● Dataset records:
_ _ _ _

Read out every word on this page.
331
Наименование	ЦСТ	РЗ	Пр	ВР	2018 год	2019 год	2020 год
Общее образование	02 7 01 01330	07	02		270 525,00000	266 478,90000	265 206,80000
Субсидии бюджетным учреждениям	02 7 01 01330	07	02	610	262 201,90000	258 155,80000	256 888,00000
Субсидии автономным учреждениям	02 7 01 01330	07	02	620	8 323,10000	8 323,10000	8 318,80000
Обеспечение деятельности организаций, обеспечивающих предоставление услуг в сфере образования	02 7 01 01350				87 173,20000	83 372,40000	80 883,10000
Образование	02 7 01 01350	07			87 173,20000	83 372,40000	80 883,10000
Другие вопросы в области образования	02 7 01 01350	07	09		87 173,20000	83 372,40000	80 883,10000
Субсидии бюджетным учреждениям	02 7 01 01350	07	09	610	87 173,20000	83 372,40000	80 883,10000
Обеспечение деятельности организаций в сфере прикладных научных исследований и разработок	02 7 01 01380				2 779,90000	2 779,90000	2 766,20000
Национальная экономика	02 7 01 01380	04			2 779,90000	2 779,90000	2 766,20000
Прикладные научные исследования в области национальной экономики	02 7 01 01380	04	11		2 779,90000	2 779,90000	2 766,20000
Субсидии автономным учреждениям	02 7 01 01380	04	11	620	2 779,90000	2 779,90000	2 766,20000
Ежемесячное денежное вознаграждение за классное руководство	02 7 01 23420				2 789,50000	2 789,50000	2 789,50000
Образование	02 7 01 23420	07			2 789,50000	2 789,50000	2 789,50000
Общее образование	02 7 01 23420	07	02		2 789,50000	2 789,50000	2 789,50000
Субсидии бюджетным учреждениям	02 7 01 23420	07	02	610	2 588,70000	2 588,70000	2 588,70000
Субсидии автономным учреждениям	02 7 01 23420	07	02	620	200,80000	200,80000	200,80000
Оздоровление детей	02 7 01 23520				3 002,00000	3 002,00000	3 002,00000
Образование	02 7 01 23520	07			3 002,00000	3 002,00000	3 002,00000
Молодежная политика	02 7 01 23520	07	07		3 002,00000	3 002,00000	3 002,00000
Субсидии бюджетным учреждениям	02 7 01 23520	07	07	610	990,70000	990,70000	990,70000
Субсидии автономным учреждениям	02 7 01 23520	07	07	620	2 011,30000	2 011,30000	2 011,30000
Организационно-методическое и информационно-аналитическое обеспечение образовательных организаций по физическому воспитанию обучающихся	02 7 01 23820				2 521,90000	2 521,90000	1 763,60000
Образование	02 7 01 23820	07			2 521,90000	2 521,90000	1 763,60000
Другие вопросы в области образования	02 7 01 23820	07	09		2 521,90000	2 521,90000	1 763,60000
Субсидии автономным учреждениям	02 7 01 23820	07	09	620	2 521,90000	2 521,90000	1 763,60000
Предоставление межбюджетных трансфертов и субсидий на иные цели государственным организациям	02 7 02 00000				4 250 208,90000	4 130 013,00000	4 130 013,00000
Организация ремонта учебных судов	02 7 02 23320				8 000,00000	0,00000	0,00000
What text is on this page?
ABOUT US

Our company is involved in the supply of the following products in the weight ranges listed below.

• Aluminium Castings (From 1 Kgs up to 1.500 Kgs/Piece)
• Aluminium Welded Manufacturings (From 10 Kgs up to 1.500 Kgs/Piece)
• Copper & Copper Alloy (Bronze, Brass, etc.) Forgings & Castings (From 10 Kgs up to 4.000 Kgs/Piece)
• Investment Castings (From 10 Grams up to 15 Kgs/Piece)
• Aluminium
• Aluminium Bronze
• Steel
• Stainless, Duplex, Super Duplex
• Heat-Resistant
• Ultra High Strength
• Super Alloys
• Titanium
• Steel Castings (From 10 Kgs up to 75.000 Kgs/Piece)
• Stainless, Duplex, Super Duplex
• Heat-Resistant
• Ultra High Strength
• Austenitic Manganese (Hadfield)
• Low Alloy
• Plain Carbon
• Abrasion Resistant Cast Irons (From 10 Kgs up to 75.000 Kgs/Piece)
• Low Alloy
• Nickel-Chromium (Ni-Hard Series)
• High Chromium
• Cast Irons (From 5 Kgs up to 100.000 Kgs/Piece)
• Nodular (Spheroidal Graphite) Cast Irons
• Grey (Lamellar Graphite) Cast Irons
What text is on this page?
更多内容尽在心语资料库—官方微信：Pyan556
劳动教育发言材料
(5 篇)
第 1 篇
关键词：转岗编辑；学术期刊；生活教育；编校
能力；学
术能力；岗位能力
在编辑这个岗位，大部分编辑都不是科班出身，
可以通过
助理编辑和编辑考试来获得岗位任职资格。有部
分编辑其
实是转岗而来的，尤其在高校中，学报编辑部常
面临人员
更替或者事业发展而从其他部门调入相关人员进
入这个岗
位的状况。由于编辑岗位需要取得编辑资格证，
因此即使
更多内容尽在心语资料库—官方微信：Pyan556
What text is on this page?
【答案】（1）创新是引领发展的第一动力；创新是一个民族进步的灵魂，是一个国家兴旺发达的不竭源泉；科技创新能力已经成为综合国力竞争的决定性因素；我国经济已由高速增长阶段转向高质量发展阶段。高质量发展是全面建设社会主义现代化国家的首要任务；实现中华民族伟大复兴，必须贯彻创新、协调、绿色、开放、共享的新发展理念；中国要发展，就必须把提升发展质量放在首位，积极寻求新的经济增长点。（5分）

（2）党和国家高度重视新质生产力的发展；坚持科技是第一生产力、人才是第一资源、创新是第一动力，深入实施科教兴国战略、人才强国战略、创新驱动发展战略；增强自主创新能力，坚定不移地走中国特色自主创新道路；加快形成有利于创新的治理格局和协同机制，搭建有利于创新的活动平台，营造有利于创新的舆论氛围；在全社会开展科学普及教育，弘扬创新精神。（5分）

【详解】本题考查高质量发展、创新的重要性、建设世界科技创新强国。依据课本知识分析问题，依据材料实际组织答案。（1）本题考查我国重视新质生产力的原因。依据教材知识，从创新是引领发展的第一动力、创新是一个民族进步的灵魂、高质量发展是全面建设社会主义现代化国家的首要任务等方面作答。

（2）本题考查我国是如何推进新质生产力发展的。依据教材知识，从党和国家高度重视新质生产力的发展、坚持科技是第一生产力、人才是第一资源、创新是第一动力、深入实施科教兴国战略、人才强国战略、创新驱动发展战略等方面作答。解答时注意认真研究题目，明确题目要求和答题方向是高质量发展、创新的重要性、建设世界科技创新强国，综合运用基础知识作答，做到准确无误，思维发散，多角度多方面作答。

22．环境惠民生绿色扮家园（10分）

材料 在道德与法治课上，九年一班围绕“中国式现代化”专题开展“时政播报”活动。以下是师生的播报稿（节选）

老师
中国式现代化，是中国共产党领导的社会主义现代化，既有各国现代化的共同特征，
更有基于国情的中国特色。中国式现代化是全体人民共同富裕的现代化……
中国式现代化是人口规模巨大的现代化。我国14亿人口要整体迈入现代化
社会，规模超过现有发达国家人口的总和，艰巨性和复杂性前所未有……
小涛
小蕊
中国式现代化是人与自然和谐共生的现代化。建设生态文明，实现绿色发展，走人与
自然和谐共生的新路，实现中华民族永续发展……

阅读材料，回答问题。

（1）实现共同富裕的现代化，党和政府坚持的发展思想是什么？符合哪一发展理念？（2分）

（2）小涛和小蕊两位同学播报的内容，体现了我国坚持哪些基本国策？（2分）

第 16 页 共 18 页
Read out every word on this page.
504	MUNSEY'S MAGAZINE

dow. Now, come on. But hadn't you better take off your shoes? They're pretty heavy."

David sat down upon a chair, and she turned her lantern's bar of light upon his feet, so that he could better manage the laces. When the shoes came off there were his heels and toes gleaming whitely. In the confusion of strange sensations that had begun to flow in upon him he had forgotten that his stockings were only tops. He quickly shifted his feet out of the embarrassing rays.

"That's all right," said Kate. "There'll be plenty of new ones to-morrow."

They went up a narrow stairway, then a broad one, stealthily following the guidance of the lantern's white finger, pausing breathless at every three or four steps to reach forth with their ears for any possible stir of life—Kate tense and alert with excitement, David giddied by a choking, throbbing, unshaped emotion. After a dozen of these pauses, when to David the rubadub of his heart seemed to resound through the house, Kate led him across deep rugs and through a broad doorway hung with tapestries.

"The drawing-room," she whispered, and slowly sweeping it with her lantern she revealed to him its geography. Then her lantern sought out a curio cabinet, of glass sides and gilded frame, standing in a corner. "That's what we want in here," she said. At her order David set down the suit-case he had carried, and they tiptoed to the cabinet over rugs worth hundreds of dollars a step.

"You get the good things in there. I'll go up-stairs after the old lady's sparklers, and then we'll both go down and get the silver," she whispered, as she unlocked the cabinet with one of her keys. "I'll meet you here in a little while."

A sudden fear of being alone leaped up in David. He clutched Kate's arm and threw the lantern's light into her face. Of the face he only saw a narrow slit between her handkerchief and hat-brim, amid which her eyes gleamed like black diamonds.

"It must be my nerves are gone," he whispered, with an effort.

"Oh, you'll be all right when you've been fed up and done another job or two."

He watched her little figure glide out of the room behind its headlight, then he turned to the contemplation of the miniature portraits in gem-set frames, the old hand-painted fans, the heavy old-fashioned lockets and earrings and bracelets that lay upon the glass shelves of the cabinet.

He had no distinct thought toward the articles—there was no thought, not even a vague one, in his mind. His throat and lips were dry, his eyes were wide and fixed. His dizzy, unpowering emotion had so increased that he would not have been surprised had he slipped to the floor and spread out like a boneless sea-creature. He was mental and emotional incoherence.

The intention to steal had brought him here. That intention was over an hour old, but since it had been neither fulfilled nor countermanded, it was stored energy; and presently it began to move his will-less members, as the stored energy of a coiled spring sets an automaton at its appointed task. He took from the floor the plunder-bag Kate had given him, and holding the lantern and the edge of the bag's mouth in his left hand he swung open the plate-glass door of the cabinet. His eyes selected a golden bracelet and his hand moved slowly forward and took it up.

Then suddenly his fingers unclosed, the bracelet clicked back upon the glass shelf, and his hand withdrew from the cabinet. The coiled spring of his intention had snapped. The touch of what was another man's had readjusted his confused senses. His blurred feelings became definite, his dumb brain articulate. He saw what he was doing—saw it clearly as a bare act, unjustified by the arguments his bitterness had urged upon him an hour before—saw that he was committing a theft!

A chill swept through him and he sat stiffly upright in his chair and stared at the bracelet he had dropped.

_ _ _ _

● Problem requirements: Filter the data for the string "heavy" and copy every line that has it.

● Output for this task:
dow. Now, come on. But hadn't you better take off your shoes? They're pretty heavy."
He watched her little figure glide out of the room behind its headlight, then he turned to the contemplation of the miniature portraits in gem-set frames, the old hand-painted fans, the heavy old-fashioned lockets and earrings and bracelets that lay upon the glass shelves of the cabinet.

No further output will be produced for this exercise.